> Request: Copy every line of the records below that holds the word "Contains".

> Records supplied:

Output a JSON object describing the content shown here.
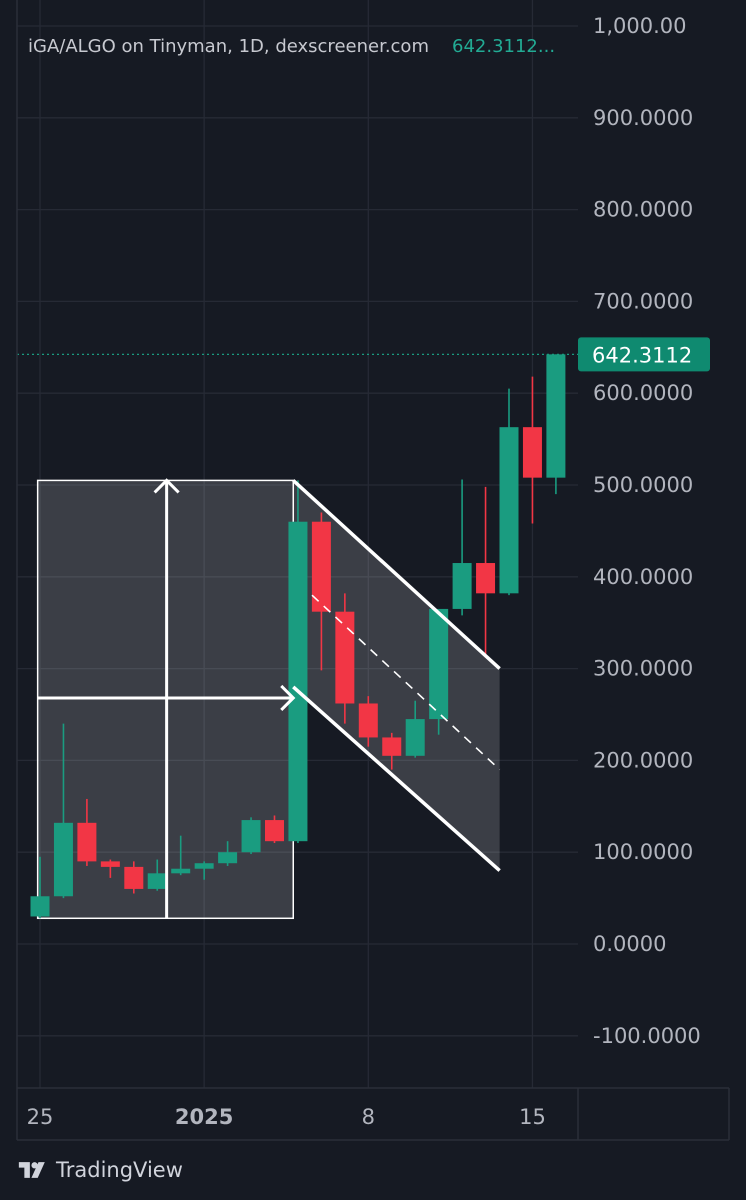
{
  "header": {
    "title": "iGA/ALGO on Tinyman, 1D, dexscreener.com",
    "last_price_text": "642.3112..."
  },
  "footer": {
    "brand": "TradingView",
    "logo_icon": "tradingview-logo-icon"
  },
  "colors": {
    "up": "#1a9c80",
    "down": "#f23645",
    "badge": "#0f8a70",
    "grid": "#262a35",
    "drawing": "#ffffff",
    "axis_text": "#b2b5be"
  },
  "chart_data": {
    "type": "candlestick",
    "pair": "iGA/ALGO",
    "exchange": "Tinyman",
    "interval": "1D",
    "source": "dexscreener.com",
    "last_price": 642.3112,
    "last_price_label": "642.3112",
    "y_axis": {
      "ticks": [
        1000,
        900,
        800,
        700,
        600,
        500,
        400,
        300,
        200,
        100,
        0,
        -100
      ],
      "tick_labels": [
        "1,000.00",
        "900.0000",
        "800.0000",
        "700.0000",
        "600.0000",
        "500.0000",
        "400.0000",
        "300.0000",
        "200.0000",
        "100.0000",
        "0.0000",
        "-100.0000"
      ]
    },
    "x_axis": {
      "tick_labels": [
        {
          "label": "25",
          "index": 0,
          "bold": false
        },
        {
          "label": "2025",
          "index": 7,
          "bold": true
        },
        {
          "label": "8",
          "index": 14,
          "bold": false
        },
        {
          "label": "15",
          "index": 21,
          "bold": false
        }
      ]
    },
    "ylim": [
      -160,
      1010
    ],
    "candles": [
      {
        "i": 0,
        "o": 30,
        "h": 95,
        "l": 28,
        "c": 52
      },
      {
        "i": 1,
        "o": 52,
        "h": 240,
        "l": 50,
        "c": 132
      },
      {
        "i": 2,
        "o": 132,
        "h": 158,
        "l": 85,
        "c": 90
      },
      {
        "i": 3,
        "o": 90,
        "h": 92,
        "l": 72,
        "c": 84
      },
      {
        "i": 4,
        "o": 84,
        "h": 90,
        "l": 55,
        "c": 60
      },
      {
        "i": 5,
        "o": 60,
        "h": 92,
        "l": 58,
        "c": 77
      },
      {
        "i": 6,
        "o": 77,
        "h": 118,
        "l": 75,
        "c": 82
      },
      {
        "i": 7,
        "o": 82,
        "h": 90,
        "l": 70,
        "c": 88
      },
      {
        "i": 8,
        "o": 88,
        "h": 112,
        "l": 85,
        "c": 100
      },
      {
        "i": 9,
        "o": 100,
        "h": 138,
        "l": 98,
        "c": 135
      },
      {
        "i": 10,
        "o": 135,
        "h": 140,
        "l": 110,
        "c": 112
      },
      {
        "i": 11,
        "o": 112,
        "h": 505,
        "l": 110,
        "c": 460
      },
      {
        "i": 12,
        "o": 460,
        "h": 470,
        "l": 298,
        "c": 362
      },
      {
        "i": 13,
        "o": 362,
        "h": 382,
        "l": 240,
        "c": 262
      },
      {
        "i": 14,
        "o": 262,
        "h": 270,
        "l": 215,
        "c": 225
      },
      {
        "i": 15,
        "o": 225,
        "h": 230,
        "l": 190,
        "c": 205
      },
      {
        "i": 16,
        "o": 205,
        "h": 265,
        "l": 203,
        "c": 245
      },
      {
        "i": 17,
        "o": 245,
        "h": 365,
        "l": 228,
        "c": 365
      },
      {
        "i": 18,
        "o": 365,
        "h": 506,
        "l": 358,
        "c": 415
      },
      {
        "i": 19,
        "o": 415,
        "h": 498,
        "l": 312,
        "c": 382
      },
      {
        "i": 20,
        "o": 382,
        "h": 605,
        "l": 380,
        "c": 563
      },
      {
        "i": 21,
        "o": 563,
        "h": 618,
        "l": 458,
        "c": 508
      },
      {
        "i": 22,
        "o": 508,
        "h": 642.3112,
        "l": 490,
        "c": 642.3112
      }
    ],
    "drawings": {
      "measure_rect": {
        "i0": -0.1,
        "i1": 10.8,
        "p0": 28,
        "p1": 505
      },
      "measure_hline": {
        "i0": -0.1,
        "i1": 10.8,
        "p": 268
      },
      "measure_vline": {
        "i": 5.4,
        "p0": 28,
        "p1": 505
      },
      "flag_channel": {
        "upper": {
          "i0": 10.8,
          "p0": 505,
          "i1": 19.6,
          "p1": 300
        },
        "lower": {
          "i0": 10.8,
          "p0": 280,
          "i1": 19.6,
          "p1": 80
        },
        "mid": {
          "i0": 11.6,
          "p0": 380,
          "i1": 19.6,
          "p1": 190
        }
      }
    }
  }
}
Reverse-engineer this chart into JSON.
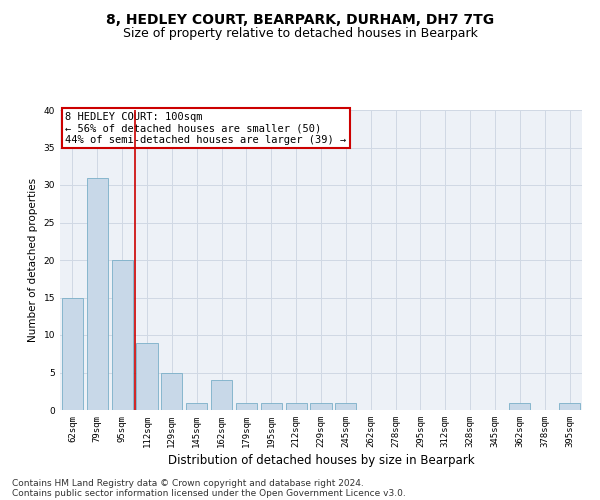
{
  "title1": "8, HEDLEY COURT, BEARPARK, DURHAM, DH7 7TG",
  "title2": "Size of property relative to detached houses in Bearpark",
  "xlabel": "Distribution of detached houses by size in Bearpark",
  "ylabel": "Number of detached properties",
  "categories": [
    "62sqm",
    "79sqm",
    "95sqm",
    "112sqm",
    "129sqm",
    "145sqm",
    "162sqm",
    "179sqm",
    "195sqm",
    "212sqm",
    "229sqm",
    "245sqm",
    "262sqm",
    "278sqm",
    "295sqm",
    "312sqm",
    "328sqm",
    "345sqm",
    "362sqm",
    "378sqm",
    "395sqm"
  ],
  "values": [
    15,
    31,
    20,
    9,
    5,
    1,
    4,
    1,
    1,
    1,
    1,
    1,
    0,
    0,
    0,
    0,
    0,
    0,
    1,
    0,
    1
  ],
  "bar_color": "#c8d8e8",
  "bar_edge_color": "#7aafc8",
  "grid_color": "#d0d8e4",
  "bg_color": "#edf1f7",
  "red_line_x": 2.5,
  "annotation_text": "8 HEDLEY COURT: 100sqm\n← 56% of detached houses are smaller (50)\n44% of semi-detached houses are larger (39) →",
  "annotation_box_color": "#ffffff",
  "annotation_box_edge_color": "#cc0000",
  "ylim": [
    0,
    40
  ],
  "yticks": [
    0,
    5,
    10,
    15,
    20,
    25,
    30,
    35,
    40
  ],
  "footnote1": "Contains HM Land Registry data © Crown copyright and database right 2024.",
  "footnote2": "Contains public sector information licensed under the Open Government Licence v3.0.",
  "title1_fontsize": 10,
  "title2_fontsize": 9,
  "xlabel_fontsize": 8.5,
  "ylabel_fontsize": 7.5,
  "tick_fontsize": 6.5,
  "annot_fontsize": 7.5,
  "footnote_fontsize": 6.5
}
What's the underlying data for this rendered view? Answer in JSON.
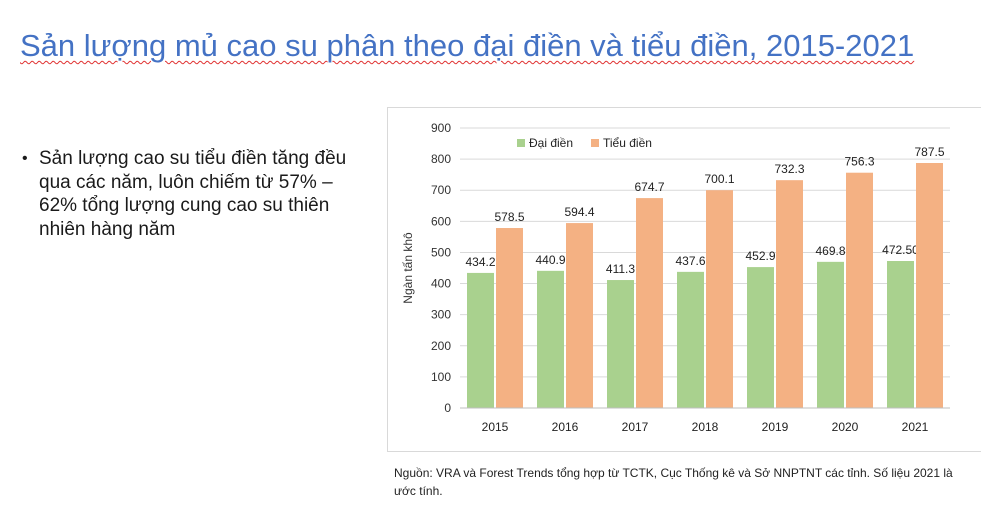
{
  "slide": {
    "title": "Sản lượng mủ cao su phân theo đại điền và tiểu điền, 2015-2021",
    "bullets": [
      "Sản lượng cao su tiểu điền tăng đều qua các năm, luôn chiếm từ 57% – 62% tổng lượng cung cao su thiên nhiên hàng năm"
    ],
    "source_note": "Nguồn: VRA và Forest Trends tổng hợp từ TCTK, Cục Thống kê và Sở NNPTNT các tỉnh. Số liệu 2021 là ước tính.",
    "colors": {
      "title": "#4472c4",
      "spellcheck_underline": "#e03030"
    }
  },
  "chart_data": {
    "type": "bar",
    "categories": [
      "2015",
      "2016",
      "2017",
      "2018",
      "2019",
      "2020",
      "2021"
    ],
    "series": [
      {
        "name": "Đại điền",
        "color": "#a9d18e",
        "values": [
          434.2,
          440.9,
          411.3,
          437.6,
          452.9,
          469.8,
          472.5
        ],
        "labels": [
          "434.2",
          "440.9",
          "411.3",
          "437.6",
          "452.9",
          "469.8",
          "472.50"
        ]
      },
      {
        "name": "Tiểu điền",
        "color": "#f4b183",
        "values": [
          578.5,
          594.4,
          674.7,
          700.1,
          732.3,
          756.3,
          787.5
        ],
        "labels": [
          "578.5",
          "594.4",
          "674.7",
          "700.1",
          "732.3",
          "756.3",
          "787.5"
        ]
      }
    ],
    "title": "",
    "xlabel": "",
    "ylabel": "Ngàn tấn khô",
    "ylim": [
      0,
      900
    ],
    "yticks": [
      0,
      100,
      200,
      300,
      400,
      500,
      600,
      700,
      800,
      900
    ],
    "grid": true,
    "legend_position": "top"
  }
}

> Complete response:
  "footnote1": "Contains HM Land Registry data © Crown copyright and database right 2024.",
  "footnote2": "Contains public sector information licensed under the Open Government Licence v3.0.",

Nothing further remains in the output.